=== Data section ===

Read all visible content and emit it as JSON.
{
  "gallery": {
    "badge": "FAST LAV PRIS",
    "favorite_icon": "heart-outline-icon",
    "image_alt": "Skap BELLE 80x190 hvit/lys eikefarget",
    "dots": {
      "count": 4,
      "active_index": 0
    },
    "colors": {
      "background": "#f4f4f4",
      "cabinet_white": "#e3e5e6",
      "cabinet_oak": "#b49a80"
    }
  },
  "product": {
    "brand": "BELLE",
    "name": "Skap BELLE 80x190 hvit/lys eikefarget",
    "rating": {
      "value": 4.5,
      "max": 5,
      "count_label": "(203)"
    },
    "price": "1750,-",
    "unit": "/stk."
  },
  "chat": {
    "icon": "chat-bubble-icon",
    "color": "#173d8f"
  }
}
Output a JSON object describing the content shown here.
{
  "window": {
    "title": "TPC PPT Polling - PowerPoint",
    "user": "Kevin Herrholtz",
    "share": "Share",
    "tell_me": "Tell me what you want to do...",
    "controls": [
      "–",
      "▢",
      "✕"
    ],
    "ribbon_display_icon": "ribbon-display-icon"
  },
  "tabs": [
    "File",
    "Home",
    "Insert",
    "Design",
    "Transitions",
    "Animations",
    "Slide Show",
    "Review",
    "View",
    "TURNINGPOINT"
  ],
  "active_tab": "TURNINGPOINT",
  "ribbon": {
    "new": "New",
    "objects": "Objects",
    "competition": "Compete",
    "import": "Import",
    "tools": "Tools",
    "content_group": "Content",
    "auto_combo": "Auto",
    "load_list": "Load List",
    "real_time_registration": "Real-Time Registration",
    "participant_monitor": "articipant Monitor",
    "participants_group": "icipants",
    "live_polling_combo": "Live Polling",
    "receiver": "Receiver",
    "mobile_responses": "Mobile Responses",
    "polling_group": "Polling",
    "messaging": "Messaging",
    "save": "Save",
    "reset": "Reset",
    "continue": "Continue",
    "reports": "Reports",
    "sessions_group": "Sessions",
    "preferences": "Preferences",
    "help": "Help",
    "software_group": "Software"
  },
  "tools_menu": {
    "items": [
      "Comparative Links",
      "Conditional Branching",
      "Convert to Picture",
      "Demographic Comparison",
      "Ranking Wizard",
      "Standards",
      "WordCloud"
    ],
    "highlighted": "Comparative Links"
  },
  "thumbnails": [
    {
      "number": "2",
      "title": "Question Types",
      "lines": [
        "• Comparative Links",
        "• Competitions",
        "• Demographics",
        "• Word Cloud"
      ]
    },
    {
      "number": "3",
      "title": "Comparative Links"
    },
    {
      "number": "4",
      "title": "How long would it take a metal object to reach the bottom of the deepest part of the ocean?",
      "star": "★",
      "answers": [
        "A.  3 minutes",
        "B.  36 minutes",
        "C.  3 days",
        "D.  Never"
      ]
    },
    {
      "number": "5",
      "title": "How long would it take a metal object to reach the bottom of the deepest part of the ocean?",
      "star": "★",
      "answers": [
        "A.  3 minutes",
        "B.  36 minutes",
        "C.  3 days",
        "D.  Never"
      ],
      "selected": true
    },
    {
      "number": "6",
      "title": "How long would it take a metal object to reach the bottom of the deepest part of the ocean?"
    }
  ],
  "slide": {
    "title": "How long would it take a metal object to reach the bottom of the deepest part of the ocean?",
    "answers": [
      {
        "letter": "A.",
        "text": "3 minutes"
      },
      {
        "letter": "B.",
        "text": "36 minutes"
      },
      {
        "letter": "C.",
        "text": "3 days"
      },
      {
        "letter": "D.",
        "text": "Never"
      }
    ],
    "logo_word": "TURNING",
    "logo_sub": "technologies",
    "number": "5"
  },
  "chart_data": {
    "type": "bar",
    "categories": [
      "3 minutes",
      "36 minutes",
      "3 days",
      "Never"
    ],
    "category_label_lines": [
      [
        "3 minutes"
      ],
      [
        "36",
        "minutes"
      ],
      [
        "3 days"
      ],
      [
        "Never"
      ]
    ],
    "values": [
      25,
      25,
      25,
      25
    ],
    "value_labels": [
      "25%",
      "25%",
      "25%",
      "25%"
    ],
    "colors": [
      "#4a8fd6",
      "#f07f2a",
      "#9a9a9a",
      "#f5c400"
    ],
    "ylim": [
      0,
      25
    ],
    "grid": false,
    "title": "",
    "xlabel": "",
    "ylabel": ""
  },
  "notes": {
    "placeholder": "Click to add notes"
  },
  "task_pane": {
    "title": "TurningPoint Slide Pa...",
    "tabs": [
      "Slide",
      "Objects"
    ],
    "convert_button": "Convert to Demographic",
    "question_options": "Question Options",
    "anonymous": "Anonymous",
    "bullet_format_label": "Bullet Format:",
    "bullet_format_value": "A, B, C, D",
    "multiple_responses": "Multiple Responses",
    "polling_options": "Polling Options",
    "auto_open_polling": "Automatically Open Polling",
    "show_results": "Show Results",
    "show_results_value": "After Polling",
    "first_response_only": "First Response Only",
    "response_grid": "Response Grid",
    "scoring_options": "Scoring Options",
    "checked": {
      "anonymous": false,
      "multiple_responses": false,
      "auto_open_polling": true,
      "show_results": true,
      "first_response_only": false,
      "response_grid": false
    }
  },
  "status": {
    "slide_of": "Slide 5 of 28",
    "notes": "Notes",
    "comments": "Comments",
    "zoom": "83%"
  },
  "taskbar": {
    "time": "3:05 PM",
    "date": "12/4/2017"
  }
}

===

» **Given problem**
Produce an exact copy of all the records.

» **Task result**
Read all visible content and emit it as JSON.
{
  "gallery": {
    "badge": "FAST LAV PRIS",
    "favorite_icon": "heart-outline-icon",
    "image_alt": "Skap BELLE 80x190 hvit/lys eikefarget",
    "dots": {
      "count": 4,
      "active_index": 0
    },
    "colors": {
      "background": "#f4f4f4",
      "cabinet_white": "#e3e5e6",
      "cabinet_oak": "#b49a80"
    }
  },
  "product": {
    "brand": "BELLE",
    "name": "Skap BELLE 80x190 hvit/lys eikefarget",
    "rating": {
      "value": 4.5,
      "max": 5,
      "count_label": "(203)"
    },
    "price": "1750,-",
    "unit": "/stk."
  },
  "chat": {
    "icon": "chat-bubble-icon",
    "color": "#173d8f"
  }
}
Output a JSON object describing the content shown here.
{
  "window": {
    "title": "TPC PPT Polling - PowerPoint",
    "user": "Kevin Herrholtz",
    "share": "Share",
    "tell_me": "Tell me what you want to do...",
    "controls": [
      "–",
      "▢",
      "✕"
    ],
    "ribbon_display_icon": "ribbon-display-icon"
  },
  "tabs": [
    "File",
    "Home",
    "Insert",
    "Design",
    "Transitions",
    "Animations",
    "Slide Show",
    "Review",
    "View",
    "TURNINGPOINT"
  ],
  "active_tab": "TURNINGPOINT",
  "ribbon": {
    "new": "New",
    "objects": "Objects",
    "competition": "Compete",
    "import": "Import",
    "tools": "Tools",
    "content_group": "Content",
    "auto_combo": "Auto",
    "load_list": "Load List",
    "real_time_registration": "Real-Time Registration",
    "participant_monitor": "articipant Monitor",
    "participants_group": "icipants",
    "live_polling_combo": "Live Polling",
    "receiver": "Receiver",
    "mobile_responses": "Mobile Responses",
    "polling_group": "Polling",
    "messaging": "Messaging",
    "save": "Save",
    "reset": "Reset",
    "continue": "Continue",
    "reports": "Reports",
    "sessions_group": "Sessions",
    "preferences": "Preferences",
    "help": "Help",
    "software_group": "Software"
  },
  "tools_menu": {
    "items": [
      "Comparative Links",
      "Conditional Branching",
      "Convert to Picture",
      "Demographic Comparison",
      "Ranking Wizard",
      "Standards",
      "WordCloud"
    ],
    "highlighted": "Comparative Links"
  },
  "thumbnails": [
    {
      "number": "2",
      "title": "Question Types",
      "lines": [
        "• Comparative Links",
        "• Competitions",
        "• Demographics",
        "• Word Cloud"
      ]
    },
    {
      "number": "3",
      "title": "Comparative Links"
    },
    {
      "number": "4",
      "title": "How long would it take a metal object to reach the bottom of the deepest part of the ocean?",
      "star": "★",
      "answers": [
        "A.  3 minutes",
        "B.  36 minutes",
        "C.  3 days",
        "D.  Never"
      ]
    },
    {
      "number": "5",
      "title": "How long would it take a metal object to reach the bottom of the deepest part of the ocean?",
      "star": "★",
      "answers": [
        "A.  3 minutes",
        "B.  36 minutes",
        "C.  3 days",
        "D.  Never"
      ],
      "selected": true
    },
    {
      "number": "6",
      "title": "How long would it take a metal object to reach the bottom of the deepest part of the ocean?"
    }
  ],
  "slide": {
    "title": "How long would it take a metal object to reach the bottom of the deepest part of the ocean?",
    "answers": [
      {
        "letter": "A.",
        "text": "3 minutes"
      },
      {
        "letter": "B.",
        "text": "36 minutes"
      },
      {
        "letter": "C.",
        "text": "3 days"
      },
      {
        "letter": "D.",
        "text": "Never"
      }
    ],
    "logo_word": "TURNING",
    "logo_sub": "technologies",
    "number": "5"
  },
  "chart_data": {
    "type": "bar",
    "categories": [
      "3 minutes",
      "36 minutes",
      "3 days",
      "Never"
    ],
    "category_label_lines": [
      [
        "3 minutes"
      ],
      [
        "36",
        "minutes"
      ],
      [
        "3 days"
      ],
      [
        "Never"
      ]
    ],
    "values": [
      25,
      25,
      25,
      25
    ],
    "value_labels": [
      "25%",
      "25%",
      "25%",
      "25%"
    ],
    "colors": [
      "#4a8fd6",
      "#f07f2a",
      "#9a9a9a",
      "#f5c400"
    ],
    "ylim": [
      0,
      25
    ],
    "grid": false,
    "title": "",
    "xlabel": "",
    "ylabel": ""
  },
  "notes": {
    "placeholder": "Click to add notes"
  },
  "task_pane": {
    "title": "TurningPoint Slide Pa...",
    "tabs": [
      "Slide",
      "Objects"
    ],
    "convert_button": "Convert to Demographic",
    "question_options": "Question Options",
    "anonymous": "Anonymous",
    "bullet_format_label": "Bullet Format:",
    "bullet_format_value": "A, B, C, D",
    "multiple_responses": "Multiple Responses",
    "polling_options": "Polling Options",
    "auto_open_polling": "Automatically Open Polling",
    "show_results": "Show Results",
    "show_results_value": "After Polling",
    "first_response_only": "First Response Only",
    "response_grid": "Response Grid",
    "scoring_options": "Scoring Options",
    "checked": {
      "anonymous": false,
      "multiple_responses": false,
      "auto_open_polling": true,
      "show_results": true,
      "first_response_only": false,
      "response_grid": false
    }
  },
  "status": {
    "slide_of": "Slide 5 of 28",
    "notes": "Notes",
    "comments": "Comments",
    "zoom": "83%"
  },
  "taskbar": {
    "time": "3:05 PM",
    "date": "12/4/2017"
  }
}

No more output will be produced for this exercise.